> **TASK STATEMENT**
Reproduce the material from the line that has "resize-handle-icon[interactable] <box>594 129" through the line that has "kernel-option[interactable]: GRUB (Legacy)", swapping every "kernel-option" for "boot-option" and changing nothing else. Return only those lines.

----------------------------------------

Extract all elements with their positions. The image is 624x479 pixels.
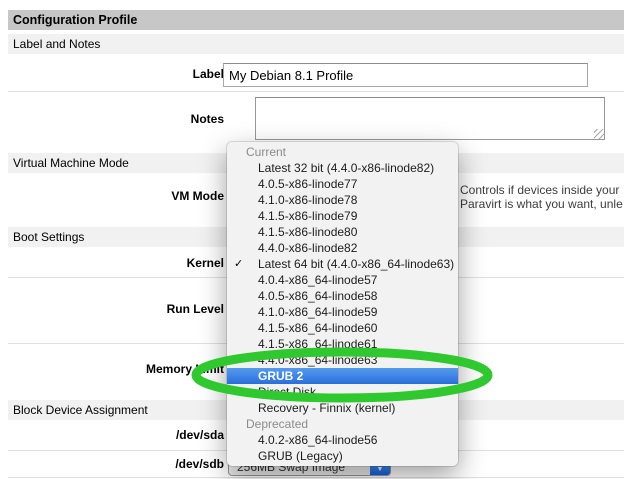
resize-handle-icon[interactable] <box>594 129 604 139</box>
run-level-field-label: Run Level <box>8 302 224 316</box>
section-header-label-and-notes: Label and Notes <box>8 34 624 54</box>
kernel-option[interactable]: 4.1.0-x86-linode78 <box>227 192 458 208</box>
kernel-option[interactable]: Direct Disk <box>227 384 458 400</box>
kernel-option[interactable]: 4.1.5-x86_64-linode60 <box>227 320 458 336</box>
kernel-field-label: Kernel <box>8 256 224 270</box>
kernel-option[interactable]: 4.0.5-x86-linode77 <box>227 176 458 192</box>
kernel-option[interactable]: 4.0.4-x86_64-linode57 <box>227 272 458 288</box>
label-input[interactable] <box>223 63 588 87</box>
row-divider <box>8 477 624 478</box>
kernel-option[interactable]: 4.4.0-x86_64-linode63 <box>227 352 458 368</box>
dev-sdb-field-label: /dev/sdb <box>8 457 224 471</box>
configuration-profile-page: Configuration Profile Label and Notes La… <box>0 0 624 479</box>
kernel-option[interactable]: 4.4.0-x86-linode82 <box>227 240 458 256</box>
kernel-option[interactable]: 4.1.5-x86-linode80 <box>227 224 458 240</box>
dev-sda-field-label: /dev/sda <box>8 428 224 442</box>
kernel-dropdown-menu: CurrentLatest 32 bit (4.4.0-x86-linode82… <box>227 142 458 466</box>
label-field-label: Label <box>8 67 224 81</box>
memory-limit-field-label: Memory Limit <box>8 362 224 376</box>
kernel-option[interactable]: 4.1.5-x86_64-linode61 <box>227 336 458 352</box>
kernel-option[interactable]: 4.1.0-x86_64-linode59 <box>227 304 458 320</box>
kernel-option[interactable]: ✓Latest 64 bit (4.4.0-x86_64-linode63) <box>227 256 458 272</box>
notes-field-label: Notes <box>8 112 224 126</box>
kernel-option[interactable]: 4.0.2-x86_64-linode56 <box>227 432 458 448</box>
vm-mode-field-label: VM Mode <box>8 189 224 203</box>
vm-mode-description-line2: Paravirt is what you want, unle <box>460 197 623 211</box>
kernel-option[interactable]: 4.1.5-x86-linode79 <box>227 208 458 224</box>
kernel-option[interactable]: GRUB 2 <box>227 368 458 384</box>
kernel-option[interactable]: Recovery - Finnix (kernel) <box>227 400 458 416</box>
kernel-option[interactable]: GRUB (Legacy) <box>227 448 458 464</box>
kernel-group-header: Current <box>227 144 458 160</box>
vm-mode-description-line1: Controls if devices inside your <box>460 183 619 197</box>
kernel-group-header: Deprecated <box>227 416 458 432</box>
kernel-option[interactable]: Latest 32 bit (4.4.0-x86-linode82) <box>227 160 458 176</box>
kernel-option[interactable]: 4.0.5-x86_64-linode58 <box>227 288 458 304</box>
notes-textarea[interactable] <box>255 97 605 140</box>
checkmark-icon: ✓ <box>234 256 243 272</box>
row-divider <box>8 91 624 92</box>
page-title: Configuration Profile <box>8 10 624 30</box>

----------------------------------------

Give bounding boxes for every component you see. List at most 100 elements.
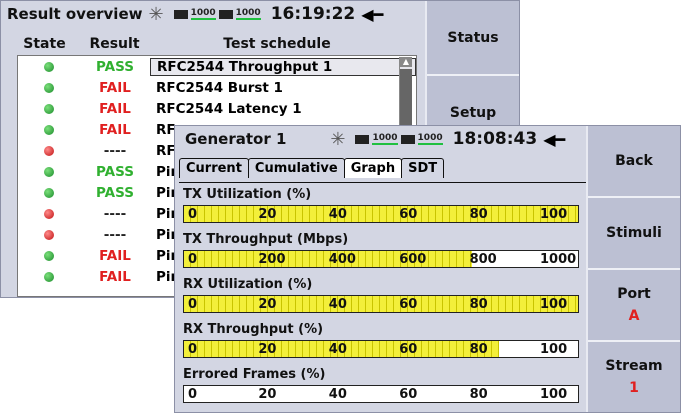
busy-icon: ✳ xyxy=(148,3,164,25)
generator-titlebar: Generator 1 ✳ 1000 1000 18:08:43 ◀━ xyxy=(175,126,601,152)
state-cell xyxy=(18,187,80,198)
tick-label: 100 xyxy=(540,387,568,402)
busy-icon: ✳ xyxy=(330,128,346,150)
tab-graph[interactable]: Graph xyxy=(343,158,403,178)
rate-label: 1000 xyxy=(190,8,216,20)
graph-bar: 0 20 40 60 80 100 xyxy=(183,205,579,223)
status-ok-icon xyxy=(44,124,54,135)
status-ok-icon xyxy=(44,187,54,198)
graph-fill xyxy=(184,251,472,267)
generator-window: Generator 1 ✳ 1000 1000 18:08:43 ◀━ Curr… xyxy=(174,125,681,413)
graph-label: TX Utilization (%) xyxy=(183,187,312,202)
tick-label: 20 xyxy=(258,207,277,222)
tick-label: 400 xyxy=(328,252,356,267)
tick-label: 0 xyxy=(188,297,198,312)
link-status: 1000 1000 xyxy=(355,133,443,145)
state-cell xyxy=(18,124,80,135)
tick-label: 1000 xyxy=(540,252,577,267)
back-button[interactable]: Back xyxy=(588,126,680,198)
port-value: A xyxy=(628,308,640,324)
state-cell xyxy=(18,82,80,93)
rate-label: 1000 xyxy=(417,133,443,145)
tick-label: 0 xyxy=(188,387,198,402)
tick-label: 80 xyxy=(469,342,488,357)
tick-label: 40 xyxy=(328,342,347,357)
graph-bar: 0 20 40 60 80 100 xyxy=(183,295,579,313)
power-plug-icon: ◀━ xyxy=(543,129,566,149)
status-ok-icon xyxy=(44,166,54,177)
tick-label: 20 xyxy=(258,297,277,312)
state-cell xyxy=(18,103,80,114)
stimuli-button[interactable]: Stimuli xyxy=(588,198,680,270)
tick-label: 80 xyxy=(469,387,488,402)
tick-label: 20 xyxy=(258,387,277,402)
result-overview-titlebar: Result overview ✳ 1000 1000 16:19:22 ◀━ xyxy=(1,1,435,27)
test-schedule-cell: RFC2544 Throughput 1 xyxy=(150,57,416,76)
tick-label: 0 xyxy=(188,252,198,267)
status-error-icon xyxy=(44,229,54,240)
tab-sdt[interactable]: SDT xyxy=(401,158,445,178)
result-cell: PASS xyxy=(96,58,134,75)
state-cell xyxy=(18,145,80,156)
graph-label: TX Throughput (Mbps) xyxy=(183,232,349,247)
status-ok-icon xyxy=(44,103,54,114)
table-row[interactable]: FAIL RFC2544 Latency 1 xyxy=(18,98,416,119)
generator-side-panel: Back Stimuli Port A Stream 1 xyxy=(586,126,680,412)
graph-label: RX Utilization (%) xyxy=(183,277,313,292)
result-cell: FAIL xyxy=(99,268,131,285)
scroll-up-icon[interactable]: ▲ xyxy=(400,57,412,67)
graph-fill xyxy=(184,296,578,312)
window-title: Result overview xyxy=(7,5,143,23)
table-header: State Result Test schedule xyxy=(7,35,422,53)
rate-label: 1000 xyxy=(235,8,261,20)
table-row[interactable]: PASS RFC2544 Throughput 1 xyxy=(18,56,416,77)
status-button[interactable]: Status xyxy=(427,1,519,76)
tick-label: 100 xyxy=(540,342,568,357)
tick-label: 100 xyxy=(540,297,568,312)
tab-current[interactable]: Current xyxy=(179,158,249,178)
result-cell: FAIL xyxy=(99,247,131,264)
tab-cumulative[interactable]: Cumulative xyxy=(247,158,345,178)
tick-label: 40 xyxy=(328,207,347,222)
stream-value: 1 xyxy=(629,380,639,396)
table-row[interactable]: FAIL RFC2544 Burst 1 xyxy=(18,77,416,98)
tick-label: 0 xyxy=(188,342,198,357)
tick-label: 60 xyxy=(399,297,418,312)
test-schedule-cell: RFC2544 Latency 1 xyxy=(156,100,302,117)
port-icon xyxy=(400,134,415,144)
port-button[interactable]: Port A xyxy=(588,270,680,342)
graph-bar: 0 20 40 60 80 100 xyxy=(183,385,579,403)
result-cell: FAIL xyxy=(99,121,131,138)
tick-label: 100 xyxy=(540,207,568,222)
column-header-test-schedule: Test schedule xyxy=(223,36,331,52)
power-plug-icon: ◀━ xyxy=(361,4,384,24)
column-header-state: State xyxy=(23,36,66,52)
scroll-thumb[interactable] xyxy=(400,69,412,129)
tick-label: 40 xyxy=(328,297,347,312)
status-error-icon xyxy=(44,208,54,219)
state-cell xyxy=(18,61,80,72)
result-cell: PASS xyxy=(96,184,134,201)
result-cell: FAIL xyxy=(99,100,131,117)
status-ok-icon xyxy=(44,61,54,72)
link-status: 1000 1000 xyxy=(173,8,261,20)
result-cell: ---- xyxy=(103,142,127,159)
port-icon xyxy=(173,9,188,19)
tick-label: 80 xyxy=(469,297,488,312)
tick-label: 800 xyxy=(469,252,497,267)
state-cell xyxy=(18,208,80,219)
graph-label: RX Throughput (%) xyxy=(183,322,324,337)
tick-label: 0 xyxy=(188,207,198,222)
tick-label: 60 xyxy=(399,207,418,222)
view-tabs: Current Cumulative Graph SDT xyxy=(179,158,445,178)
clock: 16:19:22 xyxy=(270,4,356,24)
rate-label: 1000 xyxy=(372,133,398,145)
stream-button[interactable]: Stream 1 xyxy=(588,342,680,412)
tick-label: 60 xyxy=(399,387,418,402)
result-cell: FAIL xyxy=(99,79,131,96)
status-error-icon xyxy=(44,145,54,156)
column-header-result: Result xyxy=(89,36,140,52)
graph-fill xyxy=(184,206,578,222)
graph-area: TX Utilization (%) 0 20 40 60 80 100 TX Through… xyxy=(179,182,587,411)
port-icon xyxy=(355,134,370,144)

----------------------------------------

> **RESULT BELOW**
resize-handle-icon[interactable] <box>594 129 604 139</box>
run-level-field-label: Run Level <box>8 302 224 316</box>
section-header-label-and-notes: Label and Notes <box>8 34 624 54</box>
boot-option[interactable]: 4.1.0-x86-linode78 <box>227 192 458 208</box>
boot-option[interactable]: Direct Disk <box>227 384 458 400</box>
boot-option[interactable]: 4.1.5-x86_64-linode60 <box>227 320 458 336</box>
kernel-field-label: Kernel <box>8 256 224 270</box>
boot-option[interactable]: 4.0.5-x86-linode77 <box>227 176 458 192</box>
boot-option[interactable]: 4.0.4-x86_64-linode57 <box>227 272 458 288</box>
label-input[interactable] <box>223 63 588 87</box>
row-divider <box>8 477 624 478</box>
boot-option[interactable]: 4.4.0-x86_64-linode63 <box>227 352 458 368</box>
dev-sdb-field-label: /dev/sdb <box>8 457 224 471</box>
configuration-profile-page: Configuration Profile Label and Notes La… <box>0 0 624 479</box>
boot-option[interactable]: 4.4.0-x86-linode82 <box>227 240 458 256</box>
boot-option[interactable]: 4.1.5-x86-linode80 <box>227 224 458 240</box>
dev-sda-field-label: /dev/sda <box>8 428 224 442</box>
kernel-dropdown-menu: CurrentLatest 32 bit (4.4.0-x86-linode82… <box>227 142 458 466</box>
label-field-label: Label <box>8 67 224 81</box>
memory-limit-field-label: Memory Limit <box>8 362 224 376</box>
boot-option[interactable]: 4.1.5-x86_64-linode61 <box>227 336 458 352</box>
boot-option[interactable]: 4.1.0-x86_64-linode59 <box>227 304 458 320</box>
boot-option[interactable]: ✓Latest 64 bit (4.4.0-x86_64-linode63) <box>227 256 458 272</box>
notes-field-label: Notes <box>8 112 224 126</box>
boot-option[interactable]: 4.0.2-x86_64-linode56 <box>227 432 458 448</box>
vm-mode-field-label: VM Mode <box>8 189 224 203</box>
vm-mode-description-line2: Paravirt is what you want, unle <box>460 197 623 211</box>
boot-option[interactable]: 4.1.5-x86-linode79 <box>227 208 458 224</box>
boot-option[interactable]: GRUB 2 <box>227 368 458 384</box>
boot-option[interactable]: Recovery - Finnix (kernel) <box>227 400 458 416</box>
boot-option[interactable]: GRUB (Legacy) <box>227 448 458 464</box>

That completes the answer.